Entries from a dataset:
========================================

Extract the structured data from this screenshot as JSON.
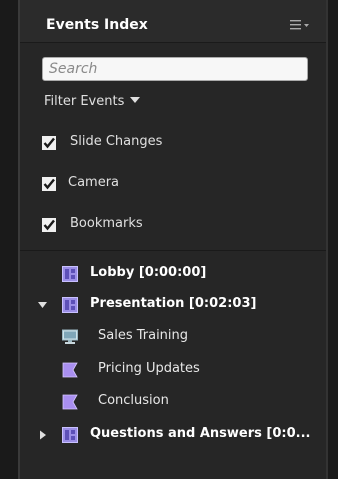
{
  "panel": {
    "title": "Events Index",
    "menu_icon": "panel-menu-icon"
  },
  "search": {
    "placeholder": "Search",
    "value": ""
  },
  "filter": {
    "label": "Filter Events"
  },
  "filters": [
    {
      "label": "Slide Changes",
      "checked": true
    },
    {
      "label": "Camera",
      "checked": true
    },
    {
      "label": "Bookmarks",
      "checked": true
    }
  ],
  "tree": {
    "lobby": {
      "label": "Lobby [0:00:00]",
      "icon": "slide-layout-icon"
    },
    "presentation": {
      "label": "Presentation [0:02:03]",
      "icon": "slide-layout-icon",
      "expanded": true,
      "children": [
        {
          "label": "Sales Training",
          "icon": "monitor-icon"
        },
        {
          "label": "Pricing Updates",
          "icon": "bookmark-flag-icon"
        },
        {
          "label": "Conclusion",
          "icon": "bookmark-flag-icon"
        }
      ]
    },
    "qa": {
      "label": "Questions and Answers [0:0...",
      "icon": "slide-layout-icon",
      "expanded": false
    }
  },
  "colors": {
    "background": "#262626",
    "slide_icon": "#9b8ee6",
    "flag_icon": "#a98ff0",
    "monitor_icon": "#8fb7c9"
  }
}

========================================

Problem »
Take the data above and repeat it exactly, leaving each picture out.

Solved problem »
Extract the structured data from this screenshot as JSON.
{
  "panel": {
    "title": "Events Index",
    "menu_icon": "panel-menu-icon"
  },
  "search": {
    "placeholder": "Search",
    "value": ""
  },
  "filter": {
    "label": "Filter Events"
  },
  "filters": [
    {
      "label": "Slide Changes",
      "checked": true
    },
    {
      "label": "Camera",
      "checked": true
    },
    {
      "label": "Bookmarks",
      "checked": true
    }
  ],
  "tree": {
    "lobby": {
      "label": "Lobby [0:00:00]",
      "icon": "slide-layout-icon"
    },
    "presentation": {
      "label": "Presentation [0:02:03]",
      "icon": "slide-layout-icon",
      "expanded": true,
      "children": [
        {
          "label": "Sales Training",
          "icon": "monitor-icon"
        },
        {
          "label": "Pricing Updates",
          "icon": "bookmark-flag-icon"
        },
        {
          "label": "Conclusion",
          "icon": "bookmark-flag-icon"
        }
      ]
    },
    "qa": {
      "label": "Questions and Answers [0:0...",
      "icon": "slide-layout-icon",
      "expanded": false
    }
  },
  "colors": {
    "background": "#262626",
    "slide_icon": "#9b8ee6",
    "flag_icon": "#a98ff0",
    "monitor_icon": "#8fb7c9"
  }
}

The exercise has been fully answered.